Supplied data:

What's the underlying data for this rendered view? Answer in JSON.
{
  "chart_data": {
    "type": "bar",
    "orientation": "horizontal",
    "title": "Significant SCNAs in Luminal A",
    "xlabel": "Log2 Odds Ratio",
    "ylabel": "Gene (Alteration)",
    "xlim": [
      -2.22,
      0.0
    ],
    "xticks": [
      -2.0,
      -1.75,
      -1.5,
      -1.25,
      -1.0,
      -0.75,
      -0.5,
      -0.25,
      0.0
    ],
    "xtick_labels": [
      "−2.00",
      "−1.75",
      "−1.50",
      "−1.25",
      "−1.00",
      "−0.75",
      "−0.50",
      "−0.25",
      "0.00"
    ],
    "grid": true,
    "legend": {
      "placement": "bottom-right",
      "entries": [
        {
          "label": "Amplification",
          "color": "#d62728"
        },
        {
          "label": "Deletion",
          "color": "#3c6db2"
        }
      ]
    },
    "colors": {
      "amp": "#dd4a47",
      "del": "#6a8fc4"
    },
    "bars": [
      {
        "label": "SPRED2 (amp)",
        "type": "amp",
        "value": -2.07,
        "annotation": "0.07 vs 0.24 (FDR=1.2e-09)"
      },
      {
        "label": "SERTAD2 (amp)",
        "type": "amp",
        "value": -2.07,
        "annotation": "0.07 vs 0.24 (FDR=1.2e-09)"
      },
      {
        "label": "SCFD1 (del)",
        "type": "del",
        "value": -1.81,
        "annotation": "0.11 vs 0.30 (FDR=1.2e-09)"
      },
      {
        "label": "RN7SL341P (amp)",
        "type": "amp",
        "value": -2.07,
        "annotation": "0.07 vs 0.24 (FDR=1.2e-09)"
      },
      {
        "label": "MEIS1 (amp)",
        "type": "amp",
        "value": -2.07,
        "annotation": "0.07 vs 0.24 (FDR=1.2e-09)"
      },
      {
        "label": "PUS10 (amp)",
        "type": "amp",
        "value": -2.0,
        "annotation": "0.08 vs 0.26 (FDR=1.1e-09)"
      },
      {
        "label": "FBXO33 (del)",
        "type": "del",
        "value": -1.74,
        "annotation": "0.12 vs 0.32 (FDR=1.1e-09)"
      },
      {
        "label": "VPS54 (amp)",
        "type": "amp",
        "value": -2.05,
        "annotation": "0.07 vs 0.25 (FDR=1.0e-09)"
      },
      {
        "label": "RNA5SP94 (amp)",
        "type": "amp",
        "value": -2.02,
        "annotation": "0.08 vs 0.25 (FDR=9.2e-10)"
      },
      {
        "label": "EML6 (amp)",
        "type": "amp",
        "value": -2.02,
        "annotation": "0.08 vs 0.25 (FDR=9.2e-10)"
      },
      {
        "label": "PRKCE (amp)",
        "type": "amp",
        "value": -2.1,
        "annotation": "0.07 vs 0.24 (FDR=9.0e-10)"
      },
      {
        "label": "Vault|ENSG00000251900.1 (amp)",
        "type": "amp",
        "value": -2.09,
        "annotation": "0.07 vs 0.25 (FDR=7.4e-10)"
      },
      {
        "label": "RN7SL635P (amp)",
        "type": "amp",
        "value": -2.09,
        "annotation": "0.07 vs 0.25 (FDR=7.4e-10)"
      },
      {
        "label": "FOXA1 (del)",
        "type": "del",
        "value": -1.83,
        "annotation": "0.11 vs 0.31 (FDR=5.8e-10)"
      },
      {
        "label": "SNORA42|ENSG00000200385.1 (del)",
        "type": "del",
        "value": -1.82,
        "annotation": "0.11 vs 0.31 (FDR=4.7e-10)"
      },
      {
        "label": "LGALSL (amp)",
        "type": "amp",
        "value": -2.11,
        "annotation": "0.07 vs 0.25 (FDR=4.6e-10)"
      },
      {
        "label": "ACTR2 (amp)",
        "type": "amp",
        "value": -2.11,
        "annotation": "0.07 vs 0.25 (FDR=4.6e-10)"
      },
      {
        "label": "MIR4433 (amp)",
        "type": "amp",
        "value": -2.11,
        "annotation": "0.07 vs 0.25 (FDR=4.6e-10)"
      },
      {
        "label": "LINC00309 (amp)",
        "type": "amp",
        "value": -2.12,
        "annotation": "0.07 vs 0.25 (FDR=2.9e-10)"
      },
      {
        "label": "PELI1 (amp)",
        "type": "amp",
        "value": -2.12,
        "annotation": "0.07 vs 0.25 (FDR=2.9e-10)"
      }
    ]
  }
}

Problem statement: Reproduce the entire listing word for word.

Problem solution:
What's the underlying data for this rendered view? Answer in JSON.
{
  "chart_data": {
    "type": "bar",
    "orientation": "horizontal",
    "title": "Significant SCNAs in Luminal A",
    "xlabel": "Log2 Odds Ratio",
    "ylabel": "Gene (Alteration)",
    "xlim": [
      -2.22,
      0.0
    ],
    "xticks": [
      -2.0,
      -1.75,
      -1.5,
      -1.25,
      -1.0,
      -0.75,
      -0.5,
      -0.25,
      0.0
    ],
    "xtick_labels": [
      "−2.00",
      "−1.75",
      "−1.50",
      "−1.25",
      "−1.00",
      "−0.75",
      "−0.50",
      "−0.25",
      "0.00"
    ],
    "grid": true,
    "legend": {
      "placement": "bottom-right",
      "entries": [
        {
          "label": "Amplification",
          "color": "#d62728"
        },
        {
          "label": "Deletion",
          "color": "#3c6db2"
        }
      ]
    },
    "colors": {
      "amp": "#dd4a47",
      "del": "#6a8fc4"
    },
    "bars": [
      {
        "label": "SPRED2 (amp)",
        "type": "amp",
        "value": -2.07,
        "annotation": "0.07 vs 0.24 (FDR=1.2e-09)"
      },
      {
        "label": "SERTAD2 (amp)",
        "type": "amp",
        "value": -2.07,
        "annotation": "0.07 vs 0.24 (FDR=1.2e-09)"
      },
      {
        "label": "SCFD1 (del)",
        "type": "del",
        "value": -1.81,
        "annotation": "0.11 vs 0.30 (FDR=1.2e-09)"
      },
      {
        "label": "RN7SL341P (amp)",
        "type": "amp",
        "value": -2.07,
        "annotation": "0.07 vs 0.24 (FDR=1.2e-09)"
      },
      {
        "label": "MEIS1 (amp)",
        "type": "amp",
        "value": -2.07,
        "annotation": "0.07 vs 0.24 (FDR=1.2e-09)"
      },
      {
        "label": "PUS10 (amp)",
        "type": "amp",
        "value": -2.0,
        "annotation": "0.08 vs 0.26 (FDR=1.1e-09)"
      },
      {
        "label": "FBXO33 (del)",
        "type": "del",
        "value": -1.74,
        "annotation": "0.12 vs 0.32 (FDR=1.1e-09)"
      },
      {
        "label": "VPS54 (amp)",
        "type": "amp",
        "value": -2.05,
        "annotation": "0.07 vs 0.25 (FDR=1.0e-09)"
      },
      {
        "label": "RNA5SP94 (amp)",
        "type": "amp",
        "value": -2.02,
        "annotation": "0.08 vs 0.25 (FDR=9.2e-10)"
      },
      {
        "label": "EML6 (amp)",
        "type": "amp",
        "value": -2.02,
        "annotation": "0.08 vs 0.25 (FDR=9.2e-10)"
      },
      {
        "label": "PRKCE (amp)",
        "type": "amp",
        "value": -2.1,
        "annotation": "0.07 vs 0.24 (FDR=9.0e-10)"
      },
      {
        "label": "Vault|ENSG00000251900.1 (amp)",
        "type": "amp",
        "value": -2.09,
        "annotation": "0.07 vs 0.25 (FDR=7.4e-10)"
      },
      {
        "label": "RN7SL635P (amp)",
        "type": "amp",
        "value": -2.09,
        "annotation": "0.07 vs 0.25 (FDR=7.4e-10)"
      },
      {
        "label": "FOXA1 (del)",
        "type": "del",
        "value": -1.83,
        "annotation": "0.11 vs 0.31 (FDR=5.8e-10)"
      },
      {
        "label": "SNORA42|ENSG00000200385.1 (del)",
        "type": "del",
        "value": -1.82,
        "annotation": "0.11 vs 0.31 (FDR=4.7e-10)"
      },
      {
        "label": "LGALSL (amp)",
        "type": "amp",
        "value": -2.11,
        "annotation": "0.07 vs 0.25 (FDR=4.6e-10)"
      },
      {
        "label": "ACTR2 (amp)",
        "type": "amp",
        "value": -2.11,
        "annotation": "0.07 vs 0.25 (FDR=4.6e-10)"
      },
      {
        "label": "MIR4433 (amp)",
        "type": "amp",
        "value": -2.11,
        "annotation": "0.07 vs 0.25 (FDR=4.6e-10)"
      },
      {
        "label": "LINC00309 (amp)",
        "type": "amp",
        "value": -2.12,
        "annotation": "0.07 vs 0.25 (FDR=2.9e-10)"
      },
      {
        "label": "PELI1 (amp)",
        "type": "amp",
        "value": -2.12,
        "annotation": "0.07 vs 0.25 (FDR=2.9e-10)"
      }
    ]
  }
}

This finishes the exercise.